Your task =
In the material below, repeat only the lines from the one that holds "Read out every word on this page." through the final line, exactly as they stand.

>> begin The input

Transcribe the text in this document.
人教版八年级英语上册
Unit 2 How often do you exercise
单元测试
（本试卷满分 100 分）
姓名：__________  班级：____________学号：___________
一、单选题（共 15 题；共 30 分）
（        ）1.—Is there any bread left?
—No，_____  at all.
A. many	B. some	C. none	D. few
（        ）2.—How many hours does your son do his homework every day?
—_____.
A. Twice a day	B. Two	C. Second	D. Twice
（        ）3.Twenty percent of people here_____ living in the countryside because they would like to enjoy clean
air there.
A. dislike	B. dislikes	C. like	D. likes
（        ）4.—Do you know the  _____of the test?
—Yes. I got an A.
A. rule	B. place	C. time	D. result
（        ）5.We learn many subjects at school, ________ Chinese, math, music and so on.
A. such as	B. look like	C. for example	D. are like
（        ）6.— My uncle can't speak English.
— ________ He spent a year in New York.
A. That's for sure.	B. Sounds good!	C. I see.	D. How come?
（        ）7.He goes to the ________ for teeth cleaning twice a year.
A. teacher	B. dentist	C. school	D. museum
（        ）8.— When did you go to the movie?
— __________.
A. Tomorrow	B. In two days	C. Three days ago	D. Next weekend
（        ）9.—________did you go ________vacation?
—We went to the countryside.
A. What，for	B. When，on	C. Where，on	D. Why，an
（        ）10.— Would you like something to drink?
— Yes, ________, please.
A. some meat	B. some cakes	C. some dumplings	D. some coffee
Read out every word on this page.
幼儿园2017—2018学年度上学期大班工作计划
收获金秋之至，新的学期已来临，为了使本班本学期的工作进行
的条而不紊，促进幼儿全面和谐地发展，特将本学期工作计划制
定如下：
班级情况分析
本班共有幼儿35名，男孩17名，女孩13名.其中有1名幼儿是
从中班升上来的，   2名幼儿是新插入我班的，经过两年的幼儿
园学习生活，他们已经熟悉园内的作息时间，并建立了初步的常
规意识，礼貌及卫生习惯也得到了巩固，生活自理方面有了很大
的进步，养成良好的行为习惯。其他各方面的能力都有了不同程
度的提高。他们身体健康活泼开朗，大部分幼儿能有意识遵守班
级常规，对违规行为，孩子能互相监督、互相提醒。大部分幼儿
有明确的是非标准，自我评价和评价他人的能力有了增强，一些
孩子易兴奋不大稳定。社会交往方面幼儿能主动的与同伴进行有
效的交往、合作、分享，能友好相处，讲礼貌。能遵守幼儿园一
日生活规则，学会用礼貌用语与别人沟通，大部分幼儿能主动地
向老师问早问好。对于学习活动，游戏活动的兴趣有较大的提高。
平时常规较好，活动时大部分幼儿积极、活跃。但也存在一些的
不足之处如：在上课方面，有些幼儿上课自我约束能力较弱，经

>> end The input

The response =
Read out every word on this page.
幼儿园2017—2018学年度上学期大班工作计划
收获金秋之至，新的学期已来临，为了使本班本学期的工作进行
的条而不紊，促进幼儿全面和谐地发展，特将本学期工作计划制
定如下：
班级情况分析
本班共有幼儿35名，男孩17名，女孩13名.其中有1名幼儿是
从中班升上来的，   2名幼儿是新插入我班的，经过两年的幼儿
园学习生活，他们已经熟悉园内的作息时间，并建立了初步的常
规意识，礼貌及卫生习惯也得到了巩固，生活自理方面有了很大
的进步，养成良好的行为习惯。其他各方面的能力都有了不同程
度的提高。他们身体健康活泼开朗，大部分幼儿能有意识遵守班
级常规，对违规行为，孩子能互相监督、互相提醒。大部分幼儿
有明确的是非标准，自我评价和评价他人的能力有了增强，一些
孩子易兴奋不大稳定。社会交往方面幼儿能主动的与同伴进行有
效的交往、合作、分享，能友好相处，讲礼貌。能遵守幼儿园一
日生活规则，学会用礼貌用语与别人沟通，大部分幼儿能主动地
向老师问早问好。对于学习活动，游戏活动的兴趣有较大的提高。
平时常规较好，活动时大部分幼儿积极、活跃。但也存在一些的
不足之处如：在上课方面，有些幼儿上课自我约束能力较弱，经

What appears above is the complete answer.